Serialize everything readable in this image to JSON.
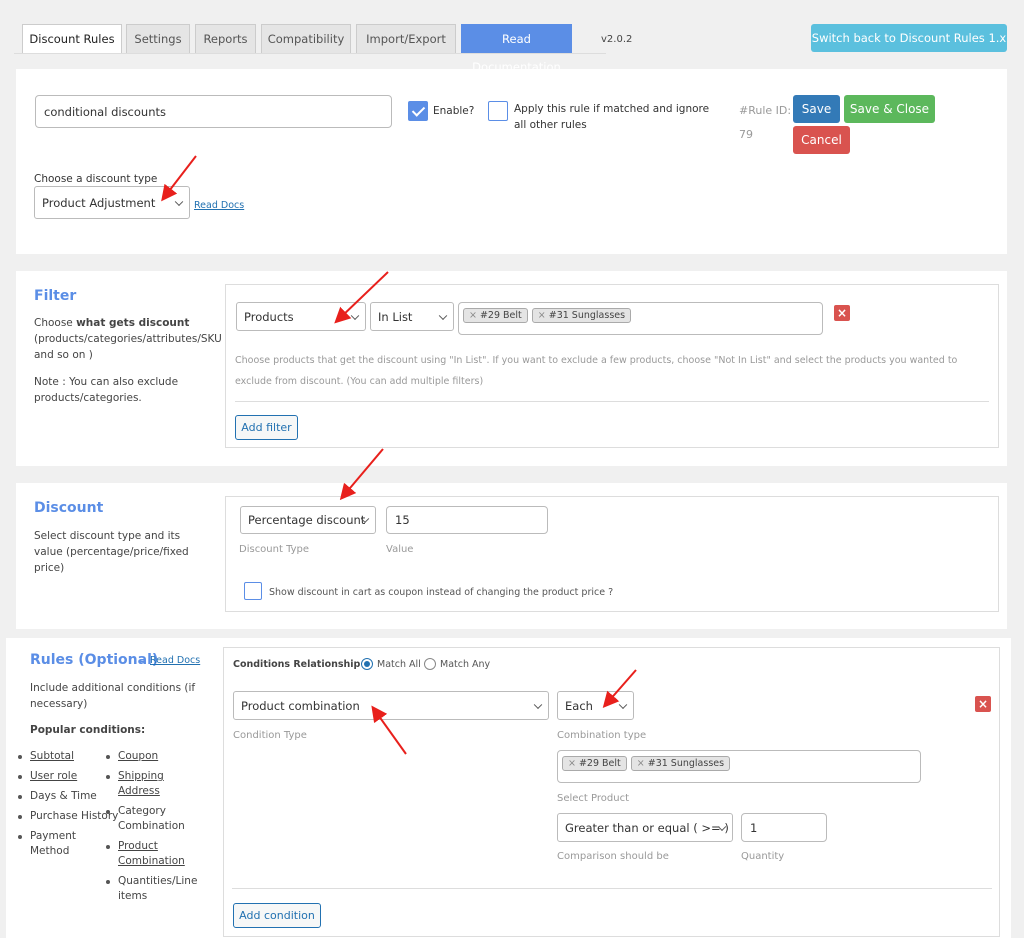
{
  "tabs": [
    {
      "label": "Discount Rules",
      "active": true
    },
    {
      "label": "Settings"
    },
    {
      "label": "Reports"
    },
    {
      "label": "Compatibility"
    },
    {
      "label": "Import/Export"
    },
    {
      "label": "Read Documentation"
    }
  ],
  "version": "v2.0.2",
  "switch_button": "Switch back to Discount Rules 1.x",
  "rule": {
    "name_value": "conditional discounts",
    "enable_label": "Enable?",
    "enable_checked": true,
    "exclusive_label": "Apply this rule if matched and ignore all other rules",
    "exclusive_checked": false,
    "rule_id_label": "#Rule ID:",
    "rule_id": "79",
    "save": "Save",
    "save_close": "Save & Close",
    "cancel": "Cancel",
    "discount_type_label": "Choose a discount type",
    "discount_type_value": "Product Adjustment",
    "read_docs": "Read Docs"
  },
  "filter": {
    "title": "Filter",
    "desc_prefix": "Choose ",
    "desc_bold": "what gets discount",
    "desc_rest": "(products/categories/attributes/SKU and so on )",
    "note": "Note : You can also exclude products/categories.",
    "type_value": "Products",
    "method_value": "In List",
    "chips": [
      "#29 Belt",
      "#31 Sunglasses"
    ],
    "hint": "Choose products that get the discount using \"In List\". If you want to exclude a few products, choose \"Not In List\" and select the products you wanted to exclude from discount. (You can add multiple filters)",
    "add_button": "Add filter"
  },
  "discount": {
    "title": "Discount",
    "desc": "Select discount type and its value (percentage/price/fixed price)",
    "type_value": "Percentage discount",
    "type_label": "Discount Type",
    "value": "15",
    "value_label": "Value",
    "coupon_label": "Show discount in cart as coupon instead of changing the product price ?",
    "coupon_checked": false
  },
  "rules": {
    "title": "Rules (Optional)",
    "dash": "-",
    "read_docs": "Read Docs",
    "desc": "Include additional conditions (if necessary)",
    "popular_label": "Popular conditions:",
    "popular_col1": [
      {
        "label": "Subtotal",
        "link": true
      },
      {
        "label": "User role",
        "link": true
      },
      {
        "label": "Days & Time",
        "link": false
      },
      {
        "label": "Purchase History",
        "link": false
      },
      {
        "label": "Payment Method",
        "link": false
      }
    ],
    "popular_col2": [
      {
        "label": "Coupon",
        "link": true
      },
      {
        "label": "Shipping Address",
        "link": true
      },
      {
        "label": "Category Combination",
        "link": false
      },
      {
        "label": "Product Combination",
        "link": true
      },
      {
        "label": "Quantities/Line items",
        "link": false
      }
    ],
    "relationship_label": "Conditions Relationship",
    "match_all": "Match All",
    "match_any": "Match Any",
    "selected_relationship": "Match All",
    "condition_type_value": "Product combination",
    "condition_type_label": "Condition Type",
    "combination_value": "Each",
    "combination_label": "Combination type",
    "product_chips": [
      "#29 Belt",
      "#31 Sunglasses"
    ],
    "select_product_label": "Select Product",
    "comparison_value": "Greater than or equal ( >= )",
    "comparison_label": "Comparison should be",
    "quantity_value": "1",
    "quantity_label": "Quantity",
    "add_button": "Add condition"
  },
  "colors": {
    "accent": "#5b8ee6",
    "save": "#337ab7",
    "save_close": "#5cb85c",
    "cancel": "#d9534f",
    "switch": "#5bc0de",
    "annotation_arrow": "#e8201c"
  }
}
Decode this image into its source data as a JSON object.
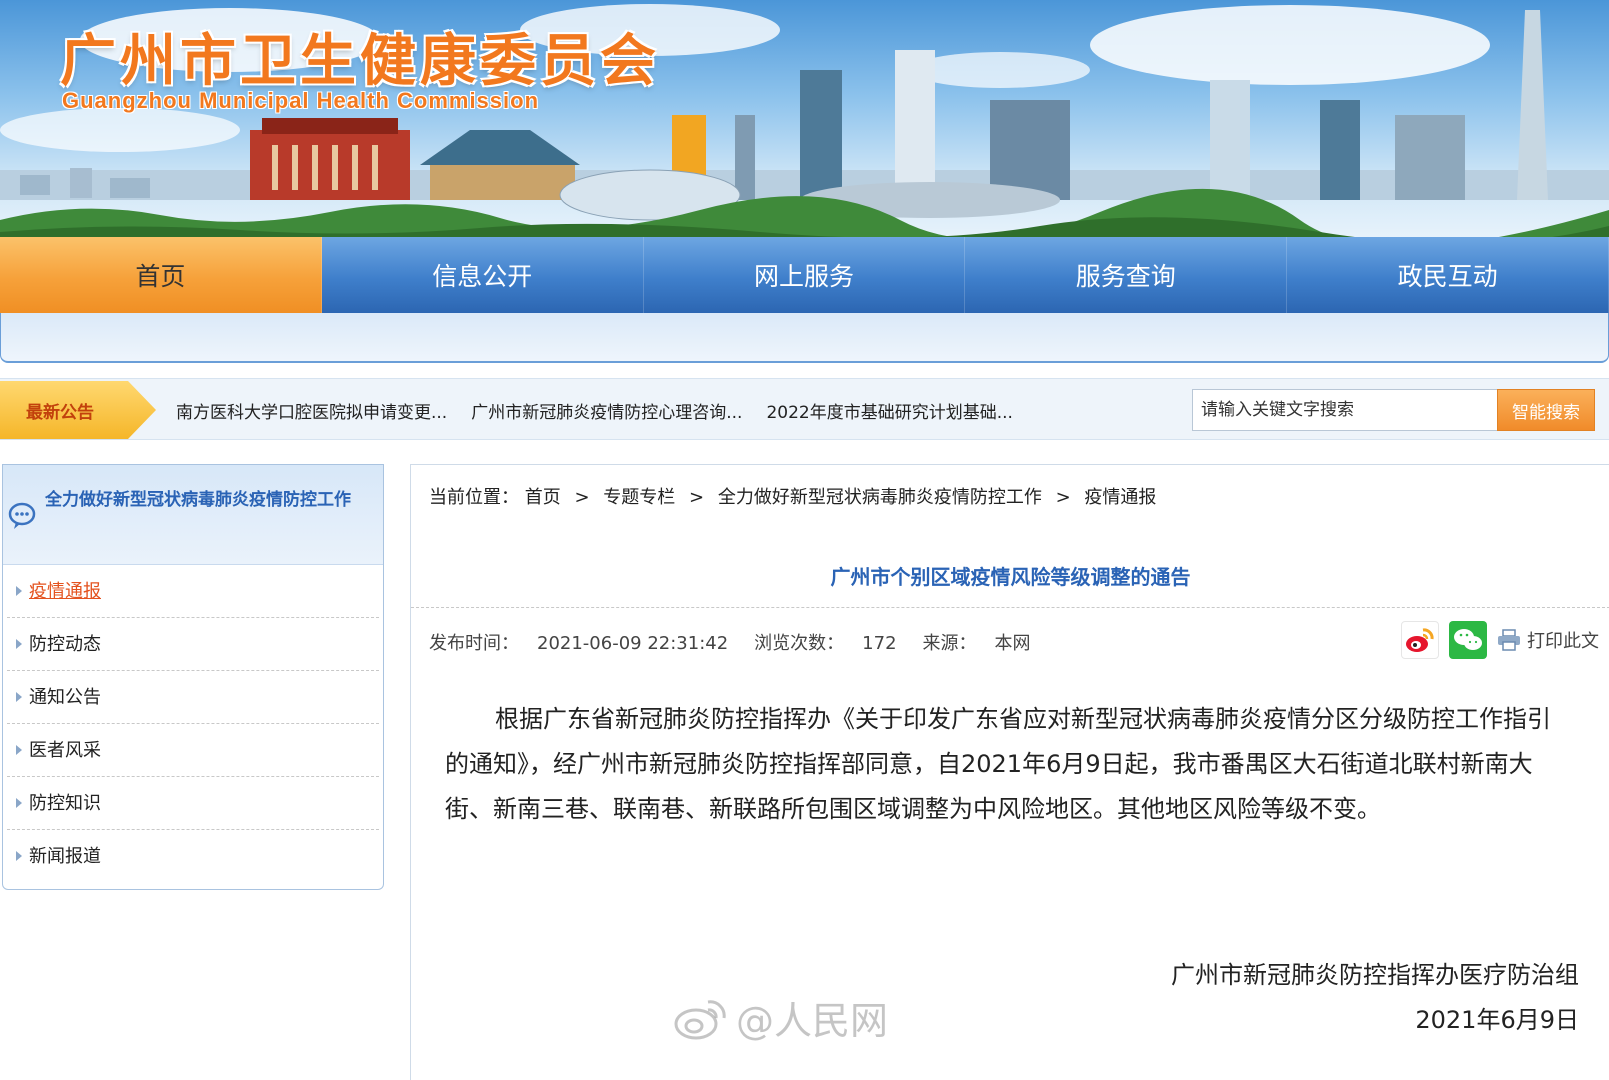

● Stated exercise: Extract lines where the string "title" occurs.

● Worked answer:
    "title": "Filter",
    "title": "Discount",
    "title": "Rules (Optional)",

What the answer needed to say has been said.